# [THE PROBLEM]
From the listing below, copy every line with the word "voltage".

# [RECORDS FOR PROCESSING]
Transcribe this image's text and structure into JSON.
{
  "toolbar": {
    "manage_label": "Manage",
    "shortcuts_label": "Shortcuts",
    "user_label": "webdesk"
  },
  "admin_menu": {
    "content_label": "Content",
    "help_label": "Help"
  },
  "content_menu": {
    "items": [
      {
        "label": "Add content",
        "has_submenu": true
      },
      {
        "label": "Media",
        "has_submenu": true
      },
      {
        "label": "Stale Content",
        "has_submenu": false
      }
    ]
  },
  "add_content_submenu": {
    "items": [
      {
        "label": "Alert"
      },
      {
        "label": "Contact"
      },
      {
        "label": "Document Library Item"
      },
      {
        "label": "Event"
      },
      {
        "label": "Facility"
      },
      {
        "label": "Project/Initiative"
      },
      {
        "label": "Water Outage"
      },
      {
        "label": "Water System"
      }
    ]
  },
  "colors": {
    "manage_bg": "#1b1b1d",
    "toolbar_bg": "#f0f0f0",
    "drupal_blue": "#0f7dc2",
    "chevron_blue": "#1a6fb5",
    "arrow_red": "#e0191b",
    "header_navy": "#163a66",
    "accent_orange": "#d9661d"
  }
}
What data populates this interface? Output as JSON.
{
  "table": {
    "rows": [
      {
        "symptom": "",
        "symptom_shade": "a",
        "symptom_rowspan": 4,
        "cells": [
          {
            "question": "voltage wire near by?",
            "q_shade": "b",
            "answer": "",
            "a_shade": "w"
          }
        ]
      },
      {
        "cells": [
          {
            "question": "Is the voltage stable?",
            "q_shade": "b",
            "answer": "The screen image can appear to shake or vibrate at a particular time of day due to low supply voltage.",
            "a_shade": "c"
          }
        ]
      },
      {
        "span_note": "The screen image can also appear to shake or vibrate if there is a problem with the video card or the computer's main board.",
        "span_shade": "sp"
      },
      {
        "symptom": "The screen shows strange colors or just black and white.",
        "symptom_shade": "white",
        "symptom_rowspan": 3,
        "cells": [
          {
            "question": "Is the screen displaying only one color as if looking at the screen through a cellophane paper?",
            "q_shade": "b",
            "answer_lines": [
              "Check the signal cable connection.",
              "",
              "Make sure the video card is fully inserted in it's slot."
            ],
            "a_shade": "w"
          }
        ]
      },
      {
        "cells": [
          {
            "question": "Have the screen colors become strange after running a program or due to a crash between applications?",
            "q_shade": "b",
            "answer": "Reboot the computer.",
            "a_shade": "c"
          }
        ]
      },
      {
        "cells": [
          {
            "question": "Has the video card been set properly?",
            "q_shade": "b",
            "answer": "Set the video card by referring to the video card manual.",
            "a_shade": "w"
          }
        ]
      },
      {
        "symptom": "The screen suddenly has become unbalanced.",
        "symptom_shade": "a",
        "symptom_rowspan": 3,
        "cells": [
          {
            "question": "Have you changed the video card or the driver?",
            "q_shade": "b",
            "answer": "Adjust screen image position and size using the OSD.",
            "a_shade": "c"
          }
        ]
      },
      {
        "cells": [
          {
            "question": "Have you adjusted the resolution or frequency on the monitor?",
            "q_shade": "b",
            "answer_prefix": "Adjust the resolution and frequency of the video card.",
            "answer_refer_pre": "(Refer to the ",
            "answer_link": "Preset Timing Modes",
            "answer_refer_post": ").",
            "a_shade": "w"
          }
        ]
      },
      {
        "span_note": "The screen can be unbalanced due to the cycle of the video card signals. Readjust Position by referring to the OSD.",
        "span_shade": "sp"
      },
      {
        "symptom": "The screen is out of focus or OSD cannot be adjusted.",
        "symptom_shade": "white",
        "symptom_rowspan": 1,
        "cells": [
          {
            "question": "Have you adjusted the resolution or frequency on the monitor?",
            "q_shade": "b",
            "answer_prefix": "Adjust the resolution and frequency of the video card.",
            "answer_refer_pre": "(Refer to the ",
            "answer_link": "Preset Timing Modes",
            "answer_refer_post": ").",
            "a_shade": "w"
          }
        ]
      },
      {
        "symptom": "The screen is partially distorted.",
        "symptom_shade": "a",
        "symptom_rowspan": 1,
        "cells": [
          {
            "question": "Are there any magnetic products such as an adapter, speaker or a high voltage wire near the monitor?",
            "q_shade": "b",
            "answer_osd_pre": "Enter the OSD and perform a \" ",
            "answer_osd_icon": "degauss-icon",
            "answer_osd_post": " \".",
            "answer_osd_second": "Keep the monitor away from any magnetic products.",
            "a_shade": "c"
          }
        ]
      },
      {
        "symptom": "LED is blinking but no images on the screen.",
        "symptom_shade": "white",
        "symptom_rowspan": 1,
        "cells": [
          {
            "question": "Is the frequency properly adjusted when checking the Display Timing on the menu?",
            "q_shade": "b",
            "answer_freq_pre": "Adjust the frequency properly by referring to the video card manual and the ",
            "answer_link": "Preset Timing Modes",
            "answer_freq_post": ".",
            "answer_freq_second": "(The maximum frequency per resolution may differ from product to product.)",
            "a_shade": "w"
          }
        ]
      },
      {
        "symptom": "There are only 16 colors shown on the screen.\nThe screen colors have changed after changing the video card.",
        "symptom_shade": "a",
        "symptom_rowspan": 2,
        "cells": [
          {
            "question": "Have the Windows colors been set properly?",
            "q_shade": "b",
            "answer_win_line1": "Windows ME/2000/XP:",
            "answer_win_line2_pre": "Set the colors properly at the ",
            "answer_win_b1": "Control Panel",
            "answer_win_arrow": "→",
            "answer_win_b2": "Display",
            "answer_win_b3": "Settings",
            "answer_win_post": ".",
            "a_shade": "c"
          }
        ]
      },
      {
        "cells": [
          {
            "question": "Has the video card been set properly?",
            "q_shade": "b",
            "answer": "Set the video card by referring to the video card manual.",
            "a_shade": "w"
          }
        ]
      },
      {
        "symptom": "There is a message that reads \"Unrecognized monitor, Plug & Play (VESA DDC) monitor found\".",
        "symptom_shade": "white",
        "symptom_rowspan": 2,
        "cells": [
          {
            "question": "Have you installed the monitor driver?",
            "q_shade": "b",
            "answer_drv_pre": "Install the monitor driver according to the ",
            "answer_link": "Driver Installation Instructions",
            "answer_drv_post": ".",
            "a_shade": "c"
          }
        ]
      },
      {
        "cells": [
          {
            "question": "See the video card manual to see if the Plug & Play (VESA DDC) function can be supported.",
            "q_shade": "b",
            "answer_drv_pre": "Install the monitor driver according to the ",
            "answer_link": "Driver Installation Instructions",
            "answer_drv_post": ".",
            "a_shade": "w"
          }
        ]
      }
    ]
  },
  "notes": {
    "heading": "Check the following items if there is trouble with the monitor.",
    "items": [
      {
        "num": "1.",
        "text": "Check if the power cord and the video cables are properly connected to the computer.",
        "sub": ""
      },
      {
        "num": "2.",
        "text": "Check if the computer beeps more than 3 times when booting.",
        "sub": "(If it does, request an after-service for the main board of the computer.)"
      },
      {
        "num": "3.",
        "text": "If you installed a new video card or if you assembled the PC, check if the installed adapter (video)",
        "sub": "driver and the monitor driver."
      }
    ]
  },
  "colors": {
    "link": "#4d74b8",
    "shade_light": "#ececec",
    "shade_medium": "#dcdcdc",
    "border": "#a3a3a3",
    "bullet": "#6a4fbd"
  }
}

# [ANSWER TO THE TASK]
            "question": "voltage wire near by?",
            "question": "Is the voltage stable?",
            "answer": "The screen image can appear to shake or vibrate at a particular time of day due to low supply voltage.",
            "question": "Are there any magnetic products such as an adapter, speaker or a high voltage wire near the monitor?",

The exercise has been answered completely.